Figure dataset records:
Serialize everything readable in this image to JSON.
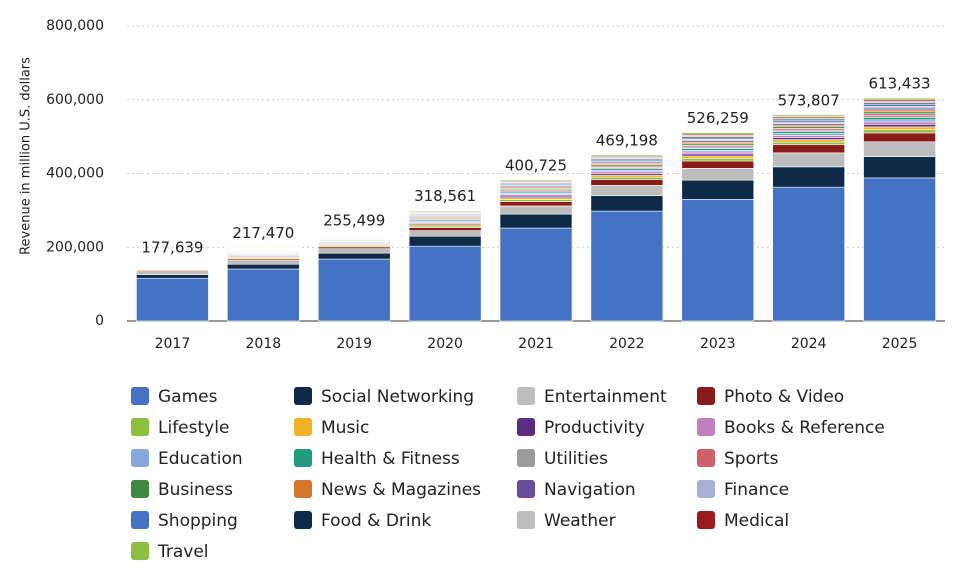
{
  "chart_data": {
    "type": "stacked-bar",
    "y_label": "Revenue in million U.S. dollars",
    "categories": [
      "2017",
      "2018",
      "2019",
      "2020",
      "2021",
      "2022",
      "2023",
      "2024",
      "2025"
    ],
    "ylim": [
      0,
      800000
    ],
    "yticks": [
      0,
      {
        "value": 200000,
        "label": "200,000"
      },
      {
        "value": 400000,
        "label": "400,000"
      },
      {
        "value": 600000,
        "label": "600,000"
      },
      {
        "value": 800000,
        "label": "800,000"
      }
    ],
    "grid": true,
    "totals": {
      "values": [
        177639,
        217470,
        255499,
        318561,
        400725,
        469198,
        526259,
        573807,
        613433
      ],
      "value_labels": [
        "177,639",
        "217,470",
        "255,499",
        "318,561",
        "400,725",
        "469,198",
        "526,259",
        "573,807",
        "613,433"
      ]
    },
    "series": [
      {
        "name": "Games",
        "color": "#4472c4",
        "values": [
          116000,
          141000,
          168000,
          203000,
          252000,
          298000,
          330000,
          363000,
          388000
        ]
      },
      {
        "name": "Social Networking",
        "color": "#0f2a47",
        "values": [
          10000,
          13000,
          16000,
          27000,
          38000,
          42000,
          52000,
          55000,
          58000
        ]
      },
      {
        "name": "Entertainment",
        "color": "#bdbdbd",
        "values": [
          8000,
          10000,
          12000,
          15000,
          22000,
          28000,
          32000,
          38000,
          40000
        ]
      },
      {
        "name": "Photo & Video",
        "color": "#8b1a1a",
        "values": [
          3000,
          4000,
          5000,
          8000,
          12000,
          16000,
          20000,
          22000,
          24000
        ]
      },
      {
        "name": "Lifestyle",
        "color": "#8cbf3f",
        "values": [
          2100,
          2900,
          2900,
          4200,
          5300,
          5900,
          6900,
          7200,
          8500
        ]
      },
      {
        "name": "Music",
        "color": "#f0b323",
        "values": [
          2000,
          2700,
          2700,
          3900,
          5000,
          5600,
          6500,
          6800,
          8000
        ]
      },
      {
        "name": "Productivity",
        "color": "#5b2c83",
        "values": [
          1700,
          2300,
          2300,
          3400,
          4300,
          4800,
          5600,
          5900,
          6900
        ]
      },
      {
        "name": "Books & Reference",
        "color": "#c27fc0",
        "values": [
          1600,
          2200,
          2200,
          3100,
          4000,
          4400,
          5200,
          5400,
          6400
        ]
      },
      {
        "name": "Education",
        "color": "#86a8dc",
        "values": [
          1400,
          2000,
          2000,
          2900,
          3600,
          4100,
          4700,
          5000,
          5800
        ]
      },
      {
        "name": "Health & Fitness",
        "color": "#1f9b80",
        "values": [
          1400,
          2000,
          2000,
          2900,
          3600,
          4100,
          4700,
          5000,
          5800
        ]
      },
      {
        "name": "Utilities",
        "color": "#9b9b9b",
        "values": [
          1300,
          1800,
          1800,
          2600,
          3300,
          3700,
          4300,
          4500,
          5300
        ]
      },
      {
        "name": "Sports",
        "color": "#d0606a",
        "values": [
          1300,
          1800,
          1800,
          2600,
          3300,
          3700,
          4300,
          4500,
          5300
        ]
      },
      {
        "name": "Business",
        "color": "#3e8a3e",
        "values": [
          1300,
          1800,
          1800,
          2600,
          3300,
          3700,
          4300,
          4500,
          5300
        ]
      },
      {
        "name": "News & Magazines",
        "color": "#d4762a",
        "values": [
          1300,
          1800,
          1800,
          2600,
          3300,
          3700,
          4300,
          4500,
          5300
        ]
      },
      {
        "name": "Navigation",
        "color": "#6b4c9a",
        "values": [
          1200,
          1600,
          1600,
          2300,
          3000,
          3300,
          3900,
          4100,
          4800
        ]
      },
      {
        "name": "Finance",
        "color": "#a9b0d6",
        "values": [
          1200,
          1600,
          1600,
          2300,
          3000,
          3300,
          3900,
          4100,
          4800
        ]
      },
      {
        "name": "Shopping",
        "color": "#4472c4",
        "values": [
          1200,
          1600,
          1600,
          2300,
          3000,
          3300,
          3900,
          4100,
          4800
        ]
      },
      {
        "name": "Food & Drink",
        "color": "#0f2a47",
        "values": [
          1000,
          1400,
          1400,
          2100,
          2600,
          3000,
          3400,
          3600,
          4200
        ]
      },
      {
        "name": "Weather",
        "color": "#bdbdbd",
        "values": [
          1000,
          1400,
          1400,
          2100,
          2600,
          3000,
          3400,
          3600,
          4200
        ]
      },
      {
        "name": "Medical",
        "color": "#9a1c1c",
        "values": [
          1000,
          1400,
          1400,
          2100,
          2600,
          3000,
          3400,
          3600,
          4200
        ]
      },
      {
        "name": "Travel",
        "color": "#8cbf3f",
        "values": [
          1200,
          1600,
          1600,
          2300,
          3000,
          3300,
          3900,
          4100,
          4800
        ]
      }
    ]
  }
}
==
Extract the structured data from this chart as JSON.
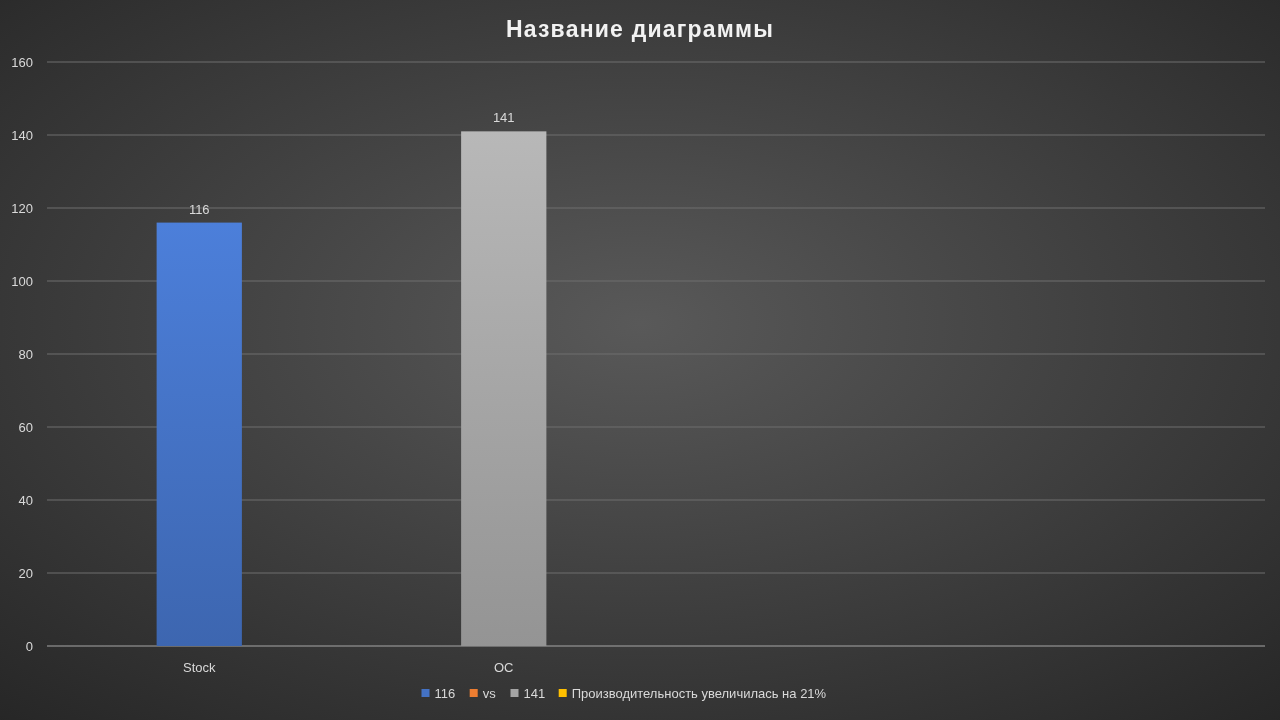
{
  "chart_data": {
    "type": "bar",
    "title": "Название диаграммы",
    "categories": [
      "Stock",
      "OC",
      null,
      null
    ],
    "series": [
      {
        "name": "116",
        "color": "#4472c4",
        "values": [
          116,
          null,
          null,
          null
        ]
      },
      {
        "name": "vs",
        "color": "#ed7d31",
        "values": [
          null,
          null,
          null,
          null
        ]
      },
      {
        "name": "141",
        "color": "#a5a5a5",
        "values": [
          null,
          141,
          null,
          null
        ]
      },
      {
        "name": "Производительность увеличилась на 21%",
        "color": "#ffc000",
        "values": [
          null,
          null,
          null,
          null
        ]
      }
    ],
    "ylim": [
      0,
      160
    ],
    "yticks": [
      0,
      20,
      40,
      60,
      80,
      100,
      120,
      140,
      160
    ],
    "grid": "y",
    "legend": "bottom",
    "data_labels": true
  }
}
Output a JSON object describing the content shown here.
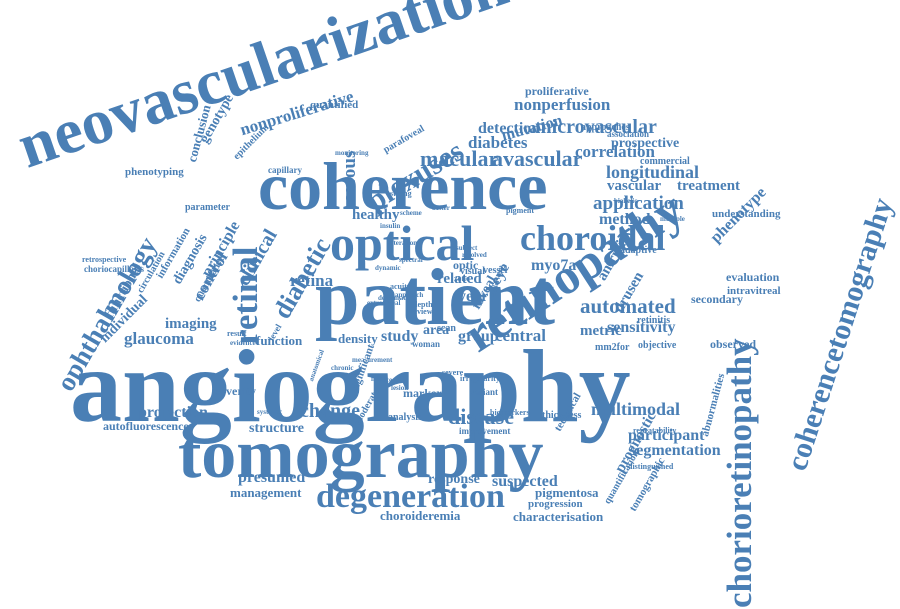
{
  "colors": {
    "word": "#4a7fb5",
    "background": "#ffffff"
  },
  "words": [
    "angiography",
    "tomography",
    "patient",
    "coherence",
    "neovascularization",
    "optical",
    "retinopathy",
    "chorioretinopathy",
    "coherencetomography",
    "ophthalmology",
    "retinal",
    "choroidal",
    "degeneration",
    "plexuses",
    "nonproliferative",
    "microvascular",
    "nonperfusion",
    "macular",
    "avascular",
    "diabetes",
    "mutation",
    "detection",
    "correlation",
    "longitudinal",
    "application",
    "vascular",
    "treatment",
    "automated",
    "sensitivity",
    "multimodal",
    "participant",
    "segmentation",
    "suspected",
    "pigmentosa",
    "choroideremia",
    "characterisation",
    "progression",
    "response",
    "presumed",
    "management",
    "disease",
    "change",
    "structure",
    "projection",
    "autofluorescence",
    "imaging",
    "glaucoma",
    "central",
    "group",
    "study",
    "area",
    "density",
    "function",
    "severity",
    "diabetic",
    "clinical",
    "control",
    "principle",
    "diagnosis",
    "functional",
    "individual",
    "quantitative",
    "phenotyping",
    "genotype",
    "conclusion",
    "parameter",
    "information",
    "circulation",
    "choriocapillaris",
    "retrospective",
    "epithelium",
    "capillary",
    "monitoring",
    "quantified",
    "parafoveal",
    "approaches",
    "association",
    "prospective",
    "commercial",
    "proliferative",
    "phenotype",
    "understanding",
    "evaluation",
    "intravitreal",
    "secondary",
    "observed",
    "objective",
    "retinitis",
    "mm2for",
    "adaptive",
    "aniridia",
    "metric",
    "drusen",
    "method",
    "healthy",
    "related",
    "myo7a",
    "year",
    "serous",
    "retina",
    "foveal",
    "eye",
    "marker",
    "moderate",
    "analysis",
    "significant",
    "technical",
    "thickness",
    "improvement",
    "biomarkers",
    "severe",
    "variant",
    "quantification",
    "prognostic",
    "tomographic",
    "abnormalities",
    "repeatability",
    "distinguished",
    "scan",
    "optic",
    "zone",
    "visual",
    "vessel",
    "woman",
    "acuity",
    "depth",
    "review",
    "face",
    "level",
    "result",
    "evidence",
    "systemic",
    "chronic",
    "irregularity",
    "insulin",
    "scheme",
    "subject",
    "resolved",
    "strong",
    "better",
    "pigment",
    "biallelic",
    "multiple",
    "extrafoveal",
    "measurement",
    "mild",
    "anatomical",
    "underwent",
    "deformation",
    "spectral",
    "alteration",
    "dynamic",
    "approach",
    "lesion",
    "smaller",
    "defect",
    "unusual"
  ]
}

__WHAT NEEDS TO BE DONE__
Tally the lines containing "this". Provide the number without any other words.

__RESULT OF THE TASK__
2